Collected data
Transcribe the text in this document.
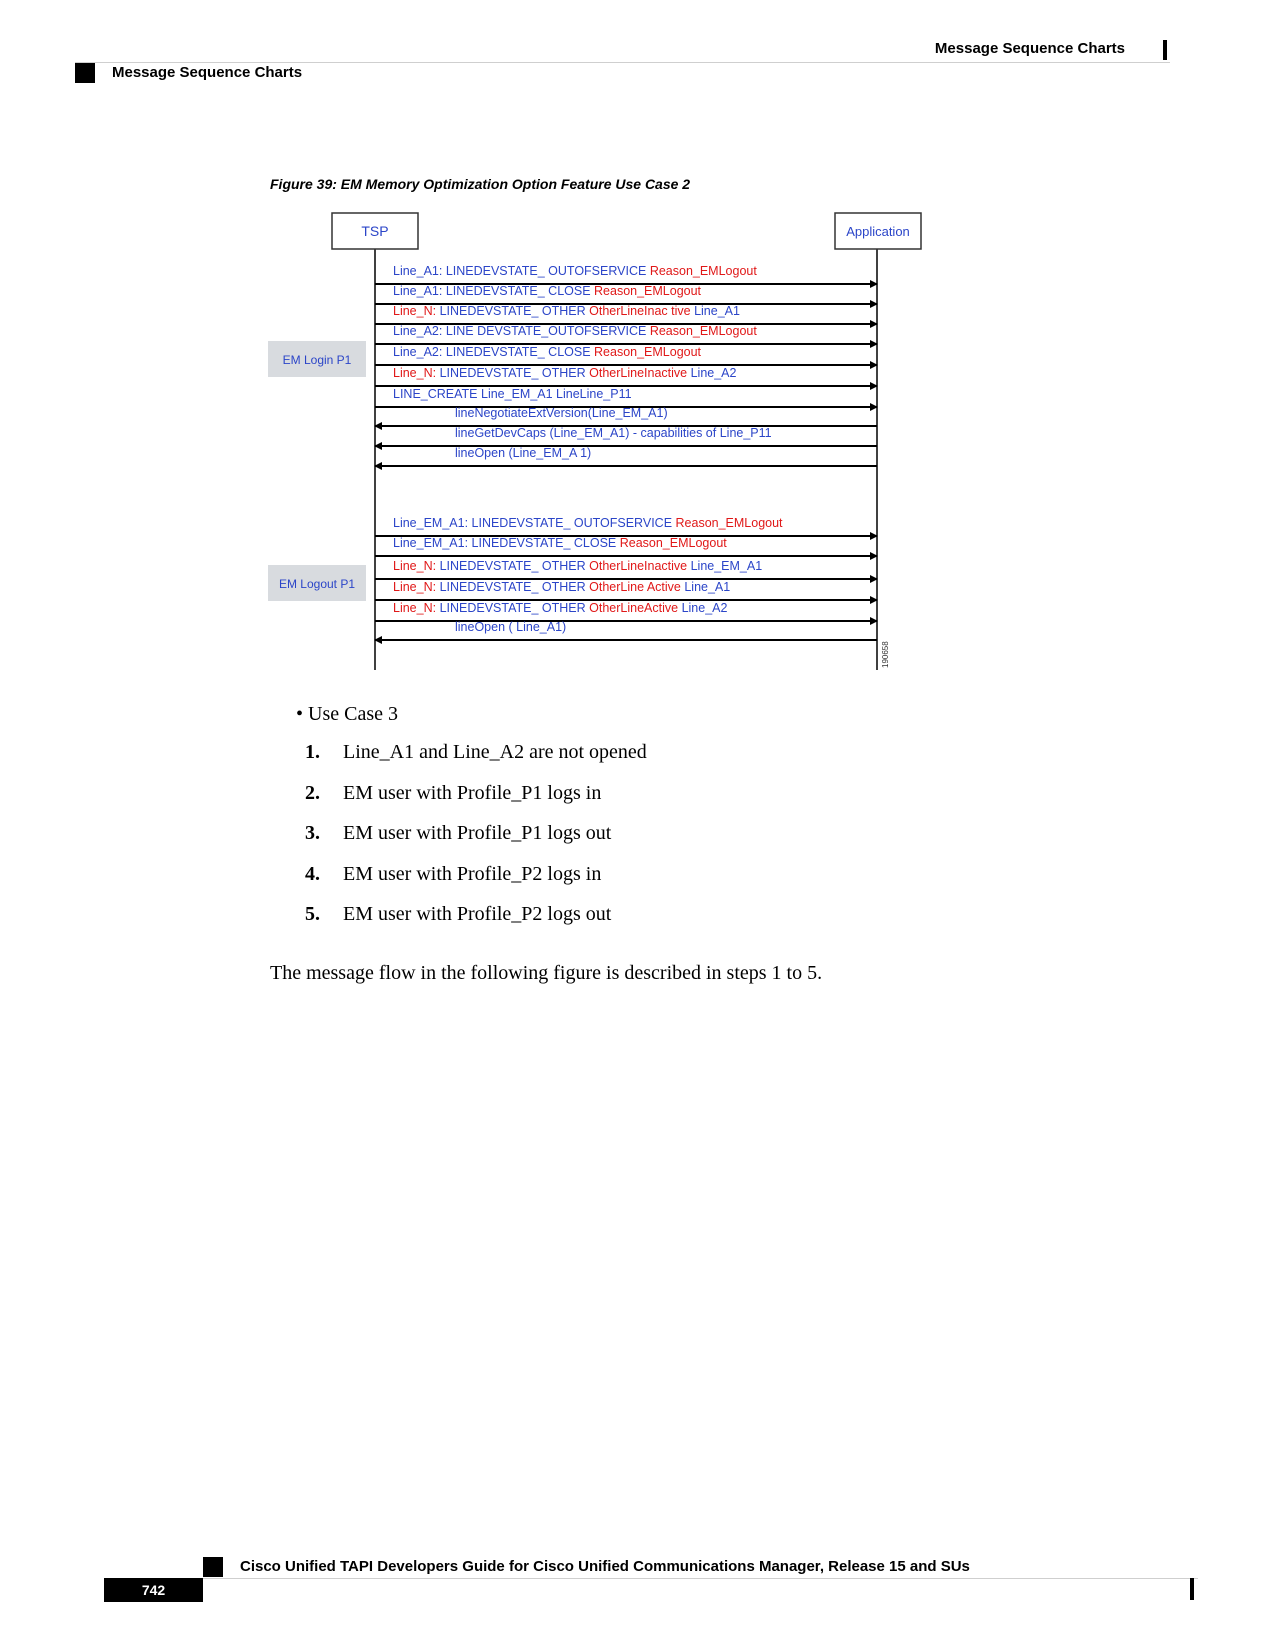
Message Sequence Charts
Message Sequence Charts
Figure 39: EM Memory Optimization Option Feature Use Case 2
TSP	Application
EM Login P1
EM Logout P1
Line_A1: LINEDEVSTATE_ OUTOFSERVICE Reason_EMLogout
Line_A1: LINEDEVSTATE_ CLOSE Reason_EMLogout
Line_N: LINEDEVSTATE_ OTHER OtherLineInac tive Line_A1
Line_A2: LINE DEVSTATE_OUTOFSERVICE Reason_EMLogout
Line_A2: LINEDEVSTATE_ CLOSE Reason_EMLogout
Line_N: LINEDEVSTATE_ OTHER OtherLineInactive Line_A2
LINE_CREATE Line_EM_A1 LineLine_P11
lineNegotiateExtVersion(Line_EM_A1)
lineGetDevCaps (Line_EM_A1) - capabilities of Line_P11
lineOpen (Line_EM_A 1)
Line_EM_A1: LINEDEVSTATE_ OUTOFSERVICE Reason_EMLogout
Line_EM_A1: LINEDEVSTATE_ CLOSE Reason_EMLogout
Line_N: LINEDEVSTATE_ OTHER OtherLineInactive Line_EM_A1
Line_N: LINEDEVSTATE_ OTHER OtherLine Active Line_A1
Line_N: LINEDEVSTATE_ OTHER OtherLineActive Line_A2
lineOpen ( Line_A1)
190658
• Use Case 3
1.	Line_A1 and Line_A2 are not opened
2.	EM user with Profile_P1 logs in
3.	EM user with Profile_P1 logs out
4.	EM user with Profile_P2 logs in
5.	EM user with Profile_P2 logs out
The message flow in the following figure is described in steps 1 to 5.
Cisco Unified TAPI Developers Guide for Cisco Unified Communications Manager, Release 15 and SUs
742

:: SHORT PROBLEM ::
Each line with the string "Case" in it needs to be found and copied.

:: RESPONSE ::
Figure 39: EM Memory Optimization Option Feature Use Case 2
• Use Case 3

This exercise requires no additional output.